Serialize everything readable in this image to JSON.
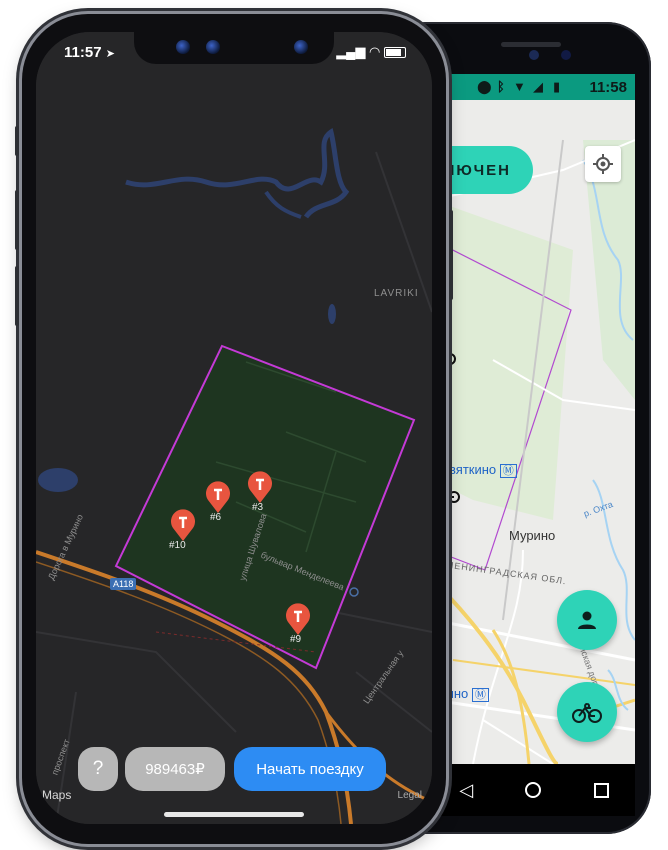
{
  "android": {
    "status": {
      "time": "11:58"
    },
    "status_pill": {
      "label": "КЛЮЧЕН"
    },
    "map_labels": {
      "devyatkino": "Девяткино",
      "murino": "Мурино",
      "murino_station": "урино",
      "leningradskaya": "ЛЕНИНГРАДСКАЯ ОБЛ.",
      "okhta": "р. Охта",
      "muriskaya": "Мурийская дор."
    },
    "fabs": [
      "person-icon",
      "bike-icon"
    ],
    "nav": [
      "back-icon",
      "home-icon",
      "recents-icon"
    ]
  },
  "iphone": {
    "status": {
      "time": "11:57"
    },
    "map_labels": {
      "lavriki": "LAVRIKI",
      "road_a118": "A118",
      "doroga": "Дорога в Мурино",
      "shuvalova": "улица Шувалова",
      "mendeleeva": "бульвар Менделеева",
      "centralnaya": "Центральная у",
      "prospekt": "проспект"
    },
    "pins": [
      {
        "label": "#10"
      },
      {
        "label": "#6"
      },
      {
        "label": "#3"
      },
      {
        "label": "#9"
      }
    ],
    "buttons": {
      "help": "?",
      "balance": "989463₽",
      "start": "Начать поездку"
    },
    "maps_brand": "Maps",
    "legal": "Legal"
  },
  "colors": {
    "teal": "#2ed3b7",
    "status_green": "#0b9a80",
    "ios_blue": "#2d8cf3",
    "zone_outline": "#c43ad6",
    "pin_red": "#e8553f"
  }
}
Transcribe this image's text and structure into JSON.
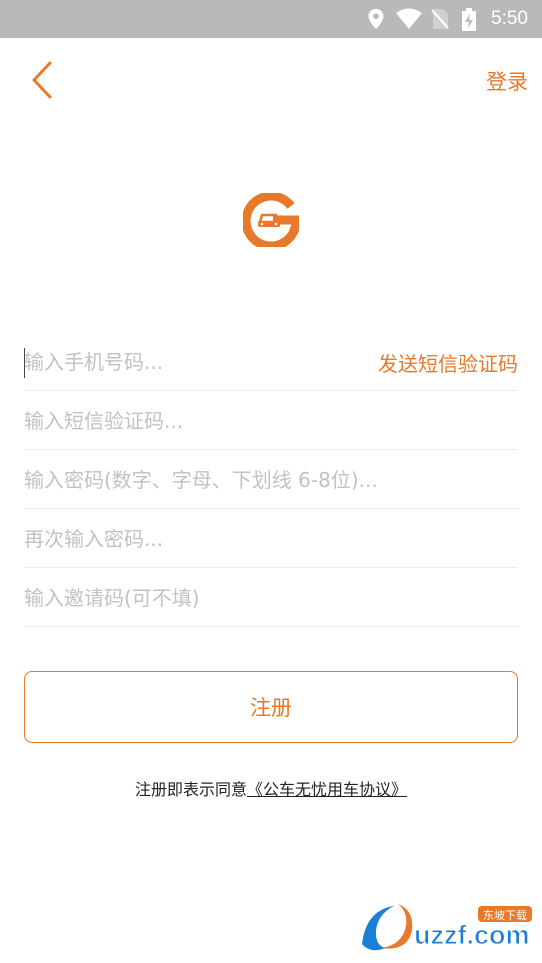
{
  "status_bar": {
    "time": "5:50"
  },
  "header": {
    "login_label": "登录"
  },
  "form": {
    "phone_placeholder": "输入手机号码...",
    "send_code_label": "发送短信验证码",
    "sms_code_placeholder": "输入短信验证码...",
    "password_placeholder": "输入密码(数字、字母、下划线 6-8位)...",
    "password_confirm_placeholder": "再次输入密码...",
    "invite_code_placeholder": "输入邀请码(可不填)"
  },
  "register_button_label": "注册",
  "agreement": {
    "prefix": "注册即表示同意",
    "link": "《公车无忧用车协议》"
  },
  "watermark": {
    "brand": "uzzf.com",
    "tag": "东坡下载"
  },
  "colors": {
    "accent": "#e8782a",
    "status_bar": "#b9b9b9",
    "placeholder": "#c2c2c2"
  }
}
^^^^^^^^^^^^^^^^
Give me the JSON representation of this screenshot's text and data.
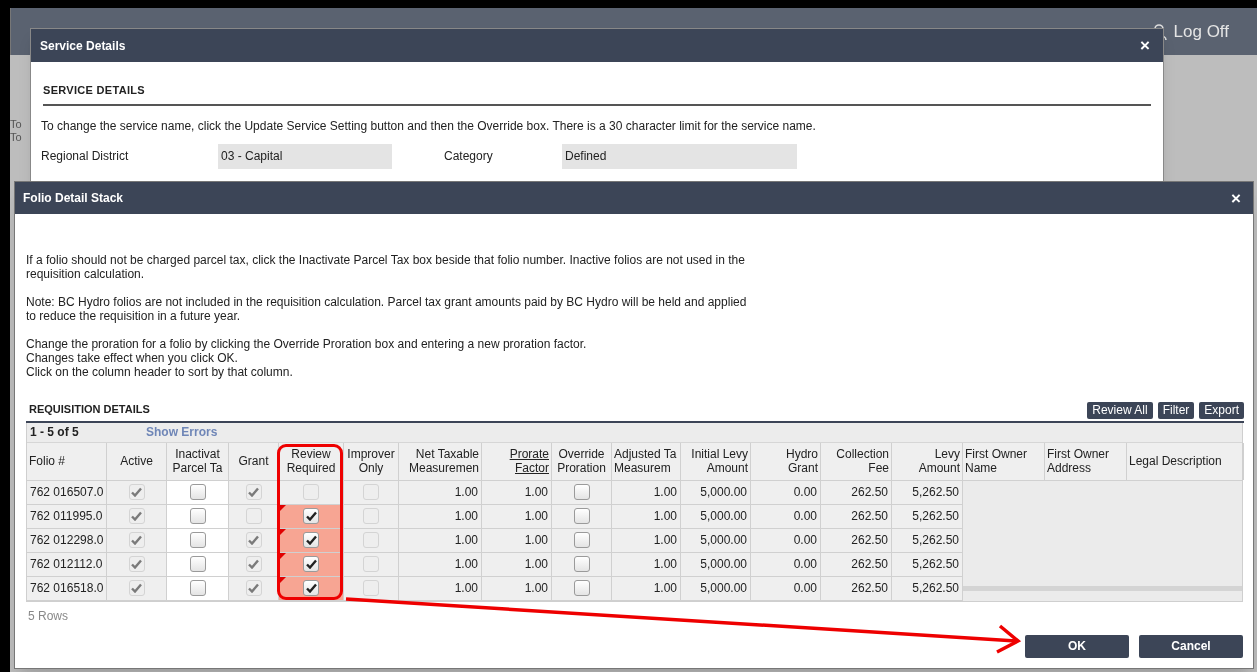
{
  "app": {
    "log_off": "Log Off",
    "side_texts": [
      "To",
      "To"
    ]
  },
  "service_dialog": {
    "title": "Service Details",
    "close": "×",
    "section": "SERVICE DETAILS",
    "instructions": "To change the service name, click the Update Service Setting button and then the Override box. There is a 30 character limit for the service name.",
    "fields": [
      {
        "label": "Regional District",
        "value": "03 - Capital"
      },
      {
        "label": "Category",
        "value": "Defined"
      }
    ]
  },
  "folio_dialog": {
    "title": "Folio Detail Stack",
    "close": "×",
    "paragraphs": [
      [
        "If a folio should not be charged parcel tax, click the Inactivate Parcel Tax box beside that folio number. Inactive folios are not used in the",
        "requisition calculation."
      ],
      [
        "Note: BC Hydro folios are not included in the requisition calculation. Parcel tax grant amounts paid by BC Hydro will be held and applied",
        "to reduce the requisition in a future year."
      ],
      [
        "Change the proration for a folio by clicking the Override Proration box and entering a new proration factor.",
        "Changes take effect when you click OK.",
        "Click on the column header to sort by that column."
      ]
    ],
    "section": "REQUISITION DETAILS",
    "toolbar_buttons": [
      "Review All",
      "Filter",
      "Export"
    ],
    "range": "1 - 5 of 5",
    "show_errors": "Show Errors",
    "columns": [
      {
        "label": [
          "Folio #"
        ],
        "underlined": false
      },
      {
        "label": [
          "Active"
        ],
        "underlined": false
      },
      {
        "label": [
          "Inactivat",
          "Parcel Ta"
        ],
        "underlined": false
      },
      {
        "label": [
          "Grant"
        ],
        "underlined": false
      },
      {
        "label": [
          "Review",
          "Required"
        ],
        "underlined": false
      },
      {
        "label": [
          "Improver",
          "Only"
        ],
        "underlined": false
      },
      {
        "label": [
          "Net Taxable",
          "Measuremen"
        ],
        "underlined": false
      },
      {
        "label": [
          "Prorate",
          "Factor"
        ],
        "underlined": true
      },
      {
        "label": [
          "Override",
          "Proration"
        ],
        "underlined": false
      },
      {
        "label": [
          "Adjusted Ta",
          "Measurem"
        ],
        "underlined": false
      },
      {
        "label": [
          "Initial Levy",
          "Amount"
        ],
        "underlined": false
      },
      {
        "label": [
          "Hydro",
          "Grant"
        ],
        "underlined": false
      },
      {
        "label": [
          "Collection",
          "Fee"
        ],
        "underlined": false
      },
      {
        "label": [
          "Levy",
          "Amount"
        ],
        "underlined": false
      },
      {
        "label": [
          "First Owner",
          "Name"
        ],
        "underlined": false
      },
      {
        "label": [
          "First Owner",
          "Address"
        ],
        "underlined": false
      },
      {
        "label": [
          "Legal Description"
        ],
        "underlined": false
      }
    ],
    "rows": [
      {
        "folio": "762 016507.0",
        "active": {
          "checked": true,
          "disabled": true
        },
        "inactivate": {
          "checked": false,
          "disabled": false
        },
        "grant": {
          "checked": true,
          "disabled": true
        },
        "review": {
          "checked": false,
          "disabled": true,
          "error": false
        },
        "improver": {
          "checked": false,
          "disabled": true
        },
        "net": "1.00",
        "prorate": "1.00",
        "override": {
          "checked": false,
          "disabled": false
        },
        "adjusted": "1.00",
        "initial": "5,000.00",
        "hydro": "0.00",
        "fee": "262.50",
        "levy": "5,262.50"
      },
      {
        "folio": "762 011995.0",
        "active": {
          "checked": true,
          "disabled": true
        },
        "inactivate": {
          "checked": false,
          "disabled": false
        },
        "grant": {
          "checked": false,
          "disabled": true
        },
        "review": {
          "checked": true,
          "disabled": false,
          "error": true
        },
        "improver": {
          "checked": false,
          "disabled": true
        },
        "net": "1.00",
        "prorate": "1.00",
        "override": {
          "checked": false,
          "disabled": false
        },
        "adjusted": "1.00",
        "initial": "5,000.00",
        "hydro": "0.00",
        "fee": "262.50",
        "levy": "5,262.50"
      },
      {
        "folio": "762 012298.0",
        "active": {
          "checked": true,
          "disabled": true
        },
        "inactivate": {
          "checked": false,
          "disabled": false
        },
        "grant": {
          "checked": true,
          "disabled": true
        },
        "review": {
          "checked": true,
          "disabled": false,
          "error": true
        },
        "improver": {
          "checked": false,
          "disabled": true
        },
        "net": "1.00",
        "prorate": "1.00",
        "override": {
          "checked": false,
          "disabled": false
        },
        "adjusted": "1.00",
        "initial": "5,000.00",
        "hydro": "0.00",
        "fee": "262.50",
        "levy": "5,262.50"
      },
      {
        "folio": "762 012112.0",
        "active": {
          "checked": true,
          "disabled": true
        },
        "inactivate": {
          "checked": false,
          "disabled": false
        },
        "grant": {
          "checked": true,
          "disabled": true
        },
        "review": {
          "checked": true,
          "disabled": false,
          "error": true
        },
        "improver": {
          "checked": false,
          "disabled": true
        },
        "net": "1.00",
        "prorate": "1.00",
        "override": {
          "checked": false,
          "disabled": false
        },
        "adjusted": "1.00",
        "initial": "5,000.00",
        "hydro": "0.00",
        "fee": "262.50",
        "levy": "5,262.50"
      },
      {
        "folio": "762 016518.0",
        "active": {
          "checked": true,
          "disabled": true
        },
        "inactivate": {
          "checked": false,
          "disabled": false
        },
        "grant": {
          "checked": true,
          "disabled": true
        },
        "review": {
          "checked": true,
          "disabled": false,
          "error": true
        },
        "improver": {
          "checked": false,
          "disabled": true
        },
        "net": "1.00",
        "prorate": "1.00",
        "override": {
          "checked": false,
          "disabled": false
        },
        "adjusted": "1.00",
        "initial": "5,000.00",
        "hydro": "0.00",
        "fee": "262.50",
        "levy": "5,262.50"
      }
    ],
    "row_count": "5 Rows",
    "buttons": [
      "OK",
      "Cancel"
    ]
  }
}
^^^^^^^^^^^^^^^^
Copy every line of the listing containing the string "header".

* **Response below**:
  "header": {
        "Click on the column header to sort by that column."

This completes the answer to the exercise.